» TASK INSTRUCTIONS
Exact reproduction is required for all entries.

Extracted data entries
▽
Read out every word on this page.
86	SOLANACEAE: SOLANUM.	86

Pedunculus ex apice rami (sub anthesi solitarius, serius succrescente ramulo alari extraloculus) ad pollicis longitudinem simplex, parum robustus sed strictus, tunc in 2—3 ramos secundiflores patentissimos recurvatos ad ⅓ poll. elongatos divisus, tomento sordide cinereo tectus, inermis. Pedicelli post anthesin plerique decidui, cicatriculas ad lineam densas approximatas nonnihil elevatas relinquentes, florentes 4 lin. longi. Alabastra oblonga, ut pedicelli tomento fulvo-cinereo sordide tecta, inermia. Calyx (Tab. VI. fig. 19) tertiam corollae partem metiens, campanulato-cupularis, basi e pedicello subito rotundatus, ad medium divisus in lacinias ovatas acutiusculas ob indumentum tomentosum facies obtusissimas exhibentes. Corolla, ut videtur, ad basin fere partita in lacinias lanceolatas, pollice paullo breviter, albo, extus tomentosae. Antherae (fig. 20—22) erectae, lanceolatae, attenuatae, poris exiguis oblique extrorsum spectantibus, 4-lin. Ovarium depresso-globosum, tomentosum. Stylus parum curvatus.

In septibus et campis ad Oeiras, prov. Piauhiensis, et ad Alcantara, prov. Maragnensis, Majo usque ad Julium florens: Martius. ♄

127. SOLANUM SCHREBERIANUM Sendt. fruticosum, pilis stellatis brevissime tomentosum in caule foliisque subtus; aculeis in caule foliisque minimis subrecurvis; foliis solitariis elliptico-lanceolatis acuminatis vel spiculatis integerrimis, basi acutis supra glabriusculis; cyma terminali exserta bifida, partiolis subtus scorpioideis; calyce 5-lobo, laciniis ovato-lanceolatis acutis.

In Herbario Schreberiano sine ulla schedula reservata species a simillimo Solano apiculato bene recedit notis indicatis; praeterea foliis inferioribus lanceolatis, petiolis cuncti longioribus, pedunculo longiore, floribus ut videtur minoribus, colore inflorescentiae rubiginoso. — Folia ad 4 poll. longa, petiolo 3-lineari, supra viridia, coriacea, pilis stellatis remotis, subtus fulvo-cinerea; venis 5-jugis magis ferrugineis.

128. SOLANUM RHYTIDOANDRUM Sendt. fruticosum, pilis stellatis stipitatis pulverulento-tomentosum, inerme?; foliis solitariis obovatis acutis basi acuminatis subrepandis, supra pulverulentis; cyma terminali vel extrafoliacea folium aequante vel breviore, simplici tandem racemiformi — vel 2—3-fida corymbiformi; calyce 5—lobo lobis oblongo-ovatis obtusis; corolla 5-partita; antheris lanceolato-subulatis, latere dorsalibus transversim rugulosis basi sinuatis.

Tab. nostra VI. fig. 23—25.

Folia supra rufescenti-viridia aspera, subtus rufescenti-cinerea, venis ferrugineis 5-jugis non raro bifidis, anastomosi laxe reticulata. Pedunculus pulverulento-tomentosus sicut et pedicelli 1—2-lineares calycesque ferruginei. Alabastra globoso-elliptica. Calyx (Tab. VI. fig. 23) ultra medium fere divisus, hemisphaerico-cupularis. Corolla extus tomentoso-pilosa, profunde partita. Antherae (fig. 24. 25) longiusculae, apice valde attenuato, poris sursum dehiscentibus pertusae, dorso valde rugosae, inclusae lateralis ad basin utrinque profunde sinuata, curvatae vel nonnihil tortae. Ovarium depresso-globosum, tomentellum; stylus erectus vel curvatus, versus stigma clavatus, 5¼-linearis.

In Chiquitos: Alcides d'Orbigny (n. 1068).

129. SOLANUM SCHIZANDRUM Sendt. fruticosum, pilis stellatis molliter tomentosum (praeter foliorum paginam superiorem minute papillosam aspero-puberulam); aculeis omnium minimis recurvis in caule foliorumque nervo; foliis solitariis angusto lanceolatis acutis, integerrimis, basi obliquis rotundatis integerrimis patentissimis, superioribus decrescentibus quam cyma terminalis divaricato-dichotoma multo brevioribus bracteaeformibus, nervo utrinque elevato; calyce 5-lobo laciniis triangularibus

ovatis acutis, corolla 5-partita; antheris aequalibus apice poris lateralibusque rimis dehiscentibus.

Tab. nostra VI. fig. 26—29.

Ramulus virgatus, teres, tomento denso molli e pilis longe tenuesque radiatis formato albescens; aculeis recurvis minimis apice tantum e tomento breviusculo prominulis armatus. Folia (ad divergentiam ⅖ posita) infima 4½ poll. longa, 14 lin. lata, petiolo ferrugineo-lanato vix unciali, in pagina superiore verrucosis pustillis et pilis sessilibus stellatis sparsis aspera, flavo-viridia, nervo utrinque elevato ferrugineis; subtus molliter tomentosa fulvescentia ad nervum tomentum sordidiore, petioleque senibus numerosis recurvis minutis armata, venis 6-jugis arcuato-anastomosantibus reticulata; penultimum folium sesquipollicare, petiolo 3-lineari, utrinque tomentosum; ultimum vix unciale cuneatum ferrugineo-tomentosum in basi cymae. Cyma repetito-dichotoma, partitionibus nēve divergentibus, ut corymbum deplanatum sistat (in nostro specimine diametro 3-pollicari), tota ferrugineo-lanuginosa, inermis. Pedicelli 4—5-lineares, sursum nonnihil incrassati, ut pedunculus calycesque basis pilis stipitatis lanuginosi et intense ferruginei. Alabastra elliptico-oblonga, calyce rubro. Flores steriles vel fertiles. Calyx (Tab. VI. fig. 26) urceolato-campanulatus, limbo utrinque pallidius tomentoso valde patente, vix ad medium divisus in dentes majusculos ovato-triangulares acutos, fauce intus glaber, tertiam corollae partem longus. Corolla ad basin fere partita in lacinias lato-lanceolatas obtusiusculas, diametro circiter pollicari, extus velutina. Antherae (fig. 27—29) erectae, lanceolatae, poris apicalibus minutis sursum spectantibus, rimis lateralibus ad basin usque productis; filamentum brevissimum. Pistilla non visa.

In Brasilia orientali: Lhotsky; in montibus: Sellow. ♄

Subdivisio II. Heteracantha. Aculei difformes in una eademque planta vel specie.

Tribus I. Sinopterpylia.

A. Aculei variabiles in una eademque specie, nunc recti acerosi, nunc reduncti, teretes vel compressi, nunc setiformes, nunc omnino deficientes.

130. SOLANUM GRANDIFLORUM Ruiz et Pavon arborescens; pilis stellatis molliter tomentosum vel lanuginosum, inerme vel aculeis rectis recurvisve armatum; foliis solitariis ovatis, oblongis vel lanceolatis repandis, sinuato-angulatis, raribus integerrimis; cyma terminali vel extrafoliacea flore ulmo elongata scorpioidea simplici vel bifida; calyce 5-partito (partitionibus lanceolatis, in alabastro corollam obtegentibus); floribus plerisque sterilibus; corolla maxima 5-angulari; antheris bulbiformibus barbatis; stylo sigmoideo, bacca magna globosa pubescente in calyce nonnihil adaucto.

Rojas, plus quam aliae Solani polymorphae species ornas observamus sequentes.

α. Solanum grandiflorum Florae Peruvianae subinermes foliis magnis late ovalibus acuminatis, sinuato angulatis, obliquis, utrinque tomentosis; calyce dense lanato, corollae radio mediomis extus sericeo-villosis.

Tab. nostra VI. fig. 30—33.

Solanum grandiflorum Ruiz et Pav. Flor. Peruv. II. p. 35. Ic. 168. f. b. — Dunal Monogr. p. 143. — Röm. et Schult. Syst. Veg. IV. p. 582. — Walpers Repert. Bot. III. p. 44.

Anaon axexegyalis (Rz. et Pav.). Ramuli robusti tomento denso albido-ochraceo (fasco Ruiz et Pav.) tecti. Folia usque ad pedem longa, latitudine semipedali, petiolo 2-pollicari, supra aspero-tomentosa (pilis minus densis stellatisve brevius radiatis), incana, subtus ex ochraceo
△
» SOLUTION FOR THIS EXERCISE
Read out every word on this page.
86	SOLANACEAE: SOLANUM.	86

Pedunculus ex apice rami (sub anthesi solitarius, serius succrescente ramulo alari extraloculus) ad pollicis longitudinem simplex, parum robustus sed strictus, tunc in 2—3 ramos secundiflores patentissimos recurvatos ad ⅓ poll. elongatos divisus, tomento sordide cinereo tectus, inermis. Pedicelli post anthesin plerique decidui, cicatriculas ad lineam densas approximatas nonnihil elevatas relinquentes, florentes 4 lin. longi. Alabastra oblonga, ut pedicelli tomento fulvo-cinereo sordide tecta, inermia. Calyx (Tab. VI. fig. 19) tertiam corollae partem metiens, campanulato-cupularis, basi e pedicello subito rotundatus, ad medium divisus in lacinias ovatas acutiusculas ob indumentum tomentosum facies obtusissimas exhibentes. Corolla, ut videtur, ad basin fere partita in lacinias lanceolatas, pollice paullo breviter, albo, extus tomentosae. Antherae (fig. 20—22) erectae, lanceolatae, attenuatae, poris exiguis oblique extrorsum spectantibus, 4-lin. Ovarium depresso-globosum, tomentosum. Stylus parum curvatus.

In septibus et campis ad Oeiras, prov. Piauhiensis, et ad Alcantara, prov. Maragnensis, Majo usque ad Julium florens: Martius. ♄

127. SOLANUM SCHREBERIANUM Sendt. fruticosum, pilis stellatis brevissime tomentosum in caule foliisque subtus; aculeis in caule foliisque minimis subrecurvis; foliis solitariis elliptico-lanceolatis acuminatis vel spiculatis integerrimis, basi acutis supra glabriusculis; cyma terminali exserta bifida, partiolis subtus scorpioideis; calyce 5-lobo, laciniis ovato-lanceolatis acutis.

In Herbario Schreberiano sine ulla schedula reservata species a simillimo Solano apiculato bene recedit notis indicatis; praeterea foliis inferioribus lanceolatis, petiolis cuncti longioribus, pedunculo longiore, floribus ut videtur minoribus, colore inflorescentiae rubiginoso. — Folia ad 4 poll. longa, petiolo 3-lineari, supra viridia, coriacea, pilis stellatis remotis, subtus fulvo-cinerea; venis 5-jugis magis ferrugineis.

128. SOLANUM RHYTIDOANDRUM Sendt. fruticosum, pilis stellatis stipitatis pulverulento-tomentosum, inerme?; foliis solitariis obovatis acutis basi acuminatis subrepandis, supra pulverulentis; cyma terminali vel extrafoliacea folium aequante vel breviore, simplici tandem racemiformi — vel 2—3-fida corymbiformi; calyce 5—lobo lobis oblongo-ovatis obtusis; corolla 5-partita; antheris lanceolato-subulatis, latere dorsalibus transversim rugulosis basi sinuatis.

Tab. nostra VI. fig. 23—25.

Folia supra rufescenti-viridia aspera, subtus rufescenti-cinerea, venis ferrugineis 5-jugis non raro bifidis, anastomosi laxe reticulata. Pedunculus pulverulento-tomentosus sicut et pedicelli 1—2-lineares calycesque ferruginei. Alabastra globoso-elliptica. Calyx (Tab. VI. fig. 23) ultra medium fere divisus, hemisphaerico-cupularis. Corolla extus tomentoso-pilosa, profunde partita. Antherae (fig. 24. 25) longiusculae, apice valde attenuato, poris sursum dehiscentibus pertusae, dorso valde rugosae, inclusae lateralis ad basin utrinque profunde sinuata, curvatae vel nonnihil tortae. Ovarium depresso-globosum, tomentellum; stylus erectus vel curvatus, versus stigma clavatus, 5¼-linearis.

In Chiquitos: Alcides d'Orbigny (n. 1068).

129. SOLANUM SCHIZANDRUM Sendt. fruticosum, pilis stellatis molliter tomentosum (praeter foliorum paginam superiorem minute papillosam aspero-puberulam); aculeis omnium minimis recurvis in caule foliorumque nervo; foliis solitariis angusto lanceolatis acutis, integerrimis, basi obliquis rotundatis integerrimis patentissimis, superioribus decrescentibus quam cyma terminalis divaricato-dichotoma multo brevioribus bracteaeformibus, nervo utrinque elevato; calyce 5-lobo laciniis triangularibus

ovatis acutis, corolla 5-partita; antheris aequalibus apice poris lateralibusque rimis dehiscentibus.

Tab. nostra VI. fig. 26—29.

Ramulus virgatus, teres, tomento denso molli e pilis longe tenuesque radiatis formato albescens; aculeis recurvis minimis apice tantum e tomento breviusculo prominulis armatus. Folia (ad divergentiam ⅖ posita) infima 4½ poll. longa, 14 lin. lata, petiolo ferrugineo-lanato vix unciali, in pagina superiore verrucosis pustillis et pilis sessilibus stellatis sparsis aspera, flavo-viridia, nervo utrinque elevato ferrugineis; subtus molliter tomentosa fulvescentia ad nervum tomentum sordidiore, petioleque senibus numerosis recurvis minutis armata, venis 6-jugis arcuato-anastomosantibus reticulata; penultimum folium sesquipollicare, petiolo 3-lineari, utrinque tomentosum; ultimum vix unciale cuneatum ferrugineo-tomentosum in basi cymae. Cyma repetito-dichotoma, partitionibus nēve divergentibus, ut corymbum deplanatum sistat (in nostro specimine diametro 3-pollicari), tota ferrugineo-lanuginosa, inermis. Pedicelli 4—5-lineares, sursum nonnihil incrassati, ut pedunculus calycesque basis pilis stipitatis lanuginosi et intense ferruginei. Alabastra elliptico-oblonga, calyce rubro. Flores steriles vel fertiles. Calyx (Tab. VI. fig. 26) urceolato-campanulatus, limbo utrinque pallidius tomentoso valde patente, vix ad medium divisus in dentes majusculos ovato-triangulares acutos, fauce intus glaber, tertiam corollae partem longus. Corolla ad basin fere partita in lacinias lato-lanceolatas obtusiusculas, diametro circiter pollicari, extus velutina. Antherae (fig. 27—29) erectae, lanceolatae, poris apicalibus minutis sursum spectantibus, rimis lateralibus ad basin usque productis; filamentum brevissimum. Pistilla non visa.

In Brasilia orientali: Lhotsky; in montibus: Sellow. ♄

Subdivisio II. Heteracantha. Aculei difformes in una eademque planta vel specie.

Tribus I. Sinopterpylia.

A. Aculei variabiles in una eademque specie, nunc recti acerosi, nunc reduncti, teretes vel compressi, nunc setiformes, nunc omnino deficientes.

130. SOLANUM GRANDIFLORUM Ruiz et Pavon arborescens; pilis stellatis molliter tomentosum vel lanuginosum, inerme vel aculeis rectis recurvisve armatum; foliis solitariis ovatis, oblongis vel lanceolatis repandis, sinuato-angulatis, raribus integerrimis; cyma terminali vel extrafoliacea flore ulmo elongata scorpioidea simplici vel bifida; calyce 5-partito (partitionibus lanceolatis, in alabastro corollam obtegentibus); floribus plerisque sterilibus; corolla maxima 5-angulari; antheris bulbiformibus barbatis; stylo sigmoideo, bacca magna globosa pubescente in calyce nonnihil adaucto.

Rojas, plus quam aliae Solani polymorphae species ornas observamus sequentes.

α. Solanum grandiflorum Florae Peruvianae subinermes foliis magnis late ovalibus acuminatis, sinuato angulatis, obliquis, utrinque tomentosis; calyce dense lanato, corollae radio mediomis extus sericeo-villosis.

Tab. nostra VI. fig. 30—33.

Solanum grandiflorum Ruiz et Pav. Flor. Peruv. II. p. 35. Ic. 168. f. b. — Dunal Monogr. p. 143. — Röm. et Schult. Syst. Veg. IV. p. 582. — Walpers Repert. Bot. III. p. 44.

Anaon axexegyalis (Rz. et Pav.). Ramuli robusti tomento denso albido-ochraceo (fasco Ruiz et Pav.) tecti. Folia usque ad pedem longa, latitudine semipedali, petiolo 2-pollicari, supra aspero-tomentosa (pilis minus densis stellatisve brevius radiatis), incana, subtus ex ochraceo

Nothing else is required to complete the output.